Task objective: Transcribe the entries that follow, word for word.

==================================================

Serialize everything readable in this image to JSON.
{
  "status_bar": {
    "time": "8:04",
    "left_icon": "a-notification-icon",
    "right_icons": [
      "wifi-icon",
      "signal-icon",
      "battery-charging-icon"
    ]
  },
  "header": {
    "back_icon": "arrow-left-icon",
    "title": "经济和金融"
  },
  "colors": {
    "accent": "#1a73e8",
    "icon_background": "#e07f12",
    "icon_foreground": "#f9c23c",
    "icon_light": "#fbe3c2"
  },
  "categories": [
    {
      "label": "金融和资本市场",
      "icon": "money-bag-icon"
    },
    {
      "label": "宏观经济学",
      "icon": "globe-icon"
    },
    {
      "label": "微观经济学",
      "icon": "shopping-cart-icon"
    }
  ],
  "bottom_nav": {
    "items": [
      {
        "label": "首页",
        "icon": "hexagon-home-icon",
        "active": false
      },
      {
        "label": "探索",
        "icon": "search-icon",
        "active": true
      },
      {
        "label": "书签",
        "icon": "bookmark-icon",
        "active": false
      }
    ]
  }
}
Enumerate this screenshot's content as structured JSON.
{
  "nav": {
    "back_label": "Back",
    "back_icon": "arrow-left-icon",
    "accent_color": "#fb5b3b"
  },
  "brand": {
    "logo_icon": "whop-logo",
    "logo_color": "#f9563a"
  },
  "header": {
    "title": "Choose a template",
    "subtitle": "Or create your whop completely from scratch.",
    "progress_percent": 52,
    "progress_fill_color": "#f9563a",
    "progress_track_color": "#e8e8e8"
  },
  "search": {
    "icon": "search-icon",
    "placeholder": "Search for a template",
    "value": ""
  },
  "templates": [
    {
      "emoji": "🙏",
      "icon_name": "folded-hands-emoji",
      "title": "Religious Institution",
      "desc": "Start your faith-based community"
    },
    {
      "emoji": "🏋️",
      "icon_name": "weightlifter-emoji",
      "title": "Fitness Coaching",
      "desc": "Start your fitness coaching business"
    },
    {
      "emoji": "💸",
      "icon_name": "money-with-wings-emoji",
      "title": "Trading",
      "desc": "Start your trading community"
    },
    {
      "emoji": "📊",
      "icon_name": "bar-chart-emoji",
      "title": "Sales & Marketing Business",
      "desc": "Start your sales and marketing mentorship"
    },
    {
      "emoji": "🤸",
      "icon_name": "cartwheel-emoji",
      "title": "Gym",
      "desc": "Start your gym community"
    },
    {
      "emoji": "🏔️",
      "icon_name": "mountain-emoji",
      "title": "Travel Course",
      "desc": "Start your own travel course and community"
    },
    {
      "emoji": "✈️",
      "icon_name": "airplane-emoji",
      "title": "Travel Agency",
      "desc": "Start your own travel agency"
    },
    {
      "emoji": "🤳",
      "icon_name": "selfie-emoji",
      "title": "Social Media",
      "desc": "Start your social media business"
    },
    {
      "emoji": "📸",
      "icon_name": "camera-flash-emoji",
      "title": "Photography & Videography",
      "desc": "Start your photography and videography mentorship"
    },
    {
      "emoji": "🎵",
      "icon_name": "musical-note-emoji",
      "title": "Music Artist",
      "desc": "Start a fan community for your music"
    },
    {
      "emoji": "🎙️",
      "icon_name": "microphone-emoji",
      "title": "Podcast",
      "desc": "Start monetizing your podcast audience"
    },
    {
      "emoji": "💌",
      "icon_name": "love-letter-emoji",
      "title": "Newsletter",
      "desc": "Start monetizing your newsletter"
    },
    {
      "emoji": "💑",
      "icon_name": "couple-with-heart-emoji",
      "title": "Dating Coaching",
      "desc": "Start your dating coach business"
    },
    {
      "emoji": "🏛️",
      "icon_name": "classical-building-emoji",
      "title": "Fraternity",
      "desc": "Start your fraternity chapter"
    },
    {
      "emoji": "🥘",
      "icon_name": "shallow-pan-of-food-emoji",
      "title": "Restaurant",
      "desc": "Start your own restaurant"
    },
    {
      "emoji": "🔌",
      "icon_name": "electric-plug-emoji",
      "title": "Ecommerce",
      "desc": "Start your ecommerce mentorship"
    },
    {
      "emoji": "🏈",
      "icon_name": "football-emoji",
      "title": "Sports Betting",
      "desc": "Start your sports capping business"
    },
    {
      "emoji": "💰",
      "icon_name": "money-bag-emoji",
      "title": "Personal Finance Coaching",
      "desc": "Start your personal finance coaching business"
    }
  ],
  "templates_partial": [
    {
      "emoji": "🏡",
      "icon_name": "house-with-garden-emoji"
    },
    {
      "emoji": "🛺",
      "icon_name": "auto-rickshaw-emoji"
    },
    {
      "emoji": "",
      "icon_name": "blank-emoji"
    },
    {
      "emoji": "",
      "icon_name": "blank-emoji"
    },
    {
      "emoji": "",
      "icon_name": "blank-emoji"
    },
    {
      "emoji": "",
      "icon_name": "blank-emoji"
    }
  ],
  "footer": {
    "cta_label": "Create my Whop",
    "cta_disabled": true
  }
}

==================================================

Full response:
Serialize everything readable in this image to JSON.
{
  "status_bar": {
    "time": "8:04",
    "left_icon": "a-notification-icon",
    "right_icons": [
      "wifi-icon",
      "signal-icon",
      "battery-charging-icon"
    ]
  },
  "header": {
    "back_icon": "arrow-left-icon",
    "title": "经济和金融"
  },
  "colors": {
    "accent": "#1a73e8",
    "icon_background": "#e07f12",
    "icon_foreground": "#f9c23c",
    "icon_light": "#fbe3c2"
  },
  "categories": [
    {
      "label": "金融和资本市场",
      "icon": "money-bag-icon"
    },
    {
      "label": "宏观经济学",
      "icon": "globe-icon"
    },
    {
      "label": "微观经济学",
      "icon": "shopping-cart-icon"
    }
  ],
  "bottom_nav": {
    "items": [
      {
        "label": "首页",
        "icon": "hexagon-home-icon",
        "active": false
      },
      {
        "label": "探索",
        "icon": "search-icon",
        "active": true
      },
      {
        "label": "书签",
        "icon": "bookmark-icon",
        "active": false
      }
    ]
  }
}
Enumerate this screenshot's content as structured JSON.
{
  "nav": {
    "back_label": "Back",
    "back_icon": "arrow-left-icon",
    "accent_color": "#fb5b3b"
  },
  "brand": {
    "logo_icon": "whop-logo",
    "logo_color": "#f9563a"
  },
  "header": {
    "title": "Choose a template",
    "subtitle": "Or create your whop completely from scratch.",
    "progress_percent": 52,
    "progress_fill_color": "#f9563a",
    "progress_track_color": "#e8e8e8"
  },
  "search": {
    "icon": "search-icon",
    "placeholder": "Search for a template",
    "value": ""
  },
  "templates": [
    {
      "emoji": "🙏",
      "icon_name": "folded-hands-emoji",
      "title": "Religious Institution",
      "desc": "Start your faith-based community"
    },
    {
      "emoji": "🏋️",
      "icon_name": "weightlifter-emoji",
      "title": "Fitness Coaching",
      "desc": "Start your fitness coaching business"
    },
    {
      "emoji": "💸",
      "icon_name": "money-with-wings-emoji",
      "title": "Trading",
      "desc": "Start your trading community"
    },
    {
      "emoji": "📊",
      "icon_name": "bar-chart-emoji",
      "title": "Sales & Marketing Business",
      "desc": "Start your sales and marketing mentorship"
    },
    {
      "emoji": "🤸",
      "icon_name": "cartwheel-emoji",
      "title": "Gym",
      "desc": "Start your gym community"
    },
    {
      "emoji": "🏔️",
      "icon_name": "mountain-emoji",
      "title": "Travel Course",
      "desc": "Start your own travel course and community"
    },
    {
      "emoji": "✈️",
      "icon_name": "airplane-emoji",
      "title": "Travel Agency",
      "desc": "Start your own travel agency"
    },
    {
      "emoji": "🤳",
      "icon_name": "selfie-emoji",
      "title": "Social Media",
      "desc": "Start your social media business"
    },
    {
      "emoji": "📸",
      "icon_name": "camera-flash-emoji",
      "title": "Photography & Videography",
      "desc": "Start your photography and videography mentorship"
    },
    {
      "emoji": "🎵",
      "icon_name": "musical-note-emoji",
      "title": "Music Artist",
      "desc": "Start a fan community for your music"
    },
    {
      "emoji": "🎙️",
      "icon_name": "microphone-emoji",
      "title": "Podcast",
      "desc": "Start monetizing your podcast audience"
    },
    {
      "emoji": "💌",
      "icon_name": "love-letter-emoji",
      "title": "Newsletter",
      "desc": "Start monetizing your newsletter"
    },
    {
      "emoji": "💑",
      "icon_name": "couple-with-heart-emoji",
      "title": "Dating Coaching",
      "desc": "Start your dating coach business"
    },
    {
      "emoji": "🏛️",
      "icon_name": "classical-building-emoji",
      "title": "Fraternity",
      "desc": "Start your fraternity chapter"
    },
    {
      "emoji": "🥘",
      "icon_name": "shallow-pan-of-food-emoji",
      "title": "Restaurant",
      "desc": "Start your own restaurant"
    },
    {
      "emoji": "🔌",
      "icon_name": "electric-plug-emoji",
      "title": "Ecommerce",
      "desc": "Start your ecommerce mentorship"
    },
    {
      "emoji": "🏈",
      "icon_name": "football-emoji",
      "title": "Sports Betting",
      "desc": "Start your sports capping business"
    },
    {
      "emoji": "💰",
      "icon_name": "money-bag-emoji",
      "title": "Personal Finance Coaching",
      "desc": "Start your personal finance coaching business"
    }
  ],
  "templates_partial": [
    {
      "emoji": "🏡",
      "icon_name": "house-with-garden-emoji"
    },
    {
      "emoji": "🛺",
      "icon_name": "auto-rickshaw-emoji"
    },
    {
      "emoji": "",
      "icon_name": "blank-emoji"
    },
    {
      "emoji": "",
      "icon_name": "blank-emoji"
    },
    {
      "emoji": "",
      "icon_name": "blank-emoji"
    },
    {
      "emoji": "",
      "icon_name": "blank-emoji"
    }
  ],
  "footer": {
    "cta_label": "Create my Whop",
    "cta_disabled": true
  }
}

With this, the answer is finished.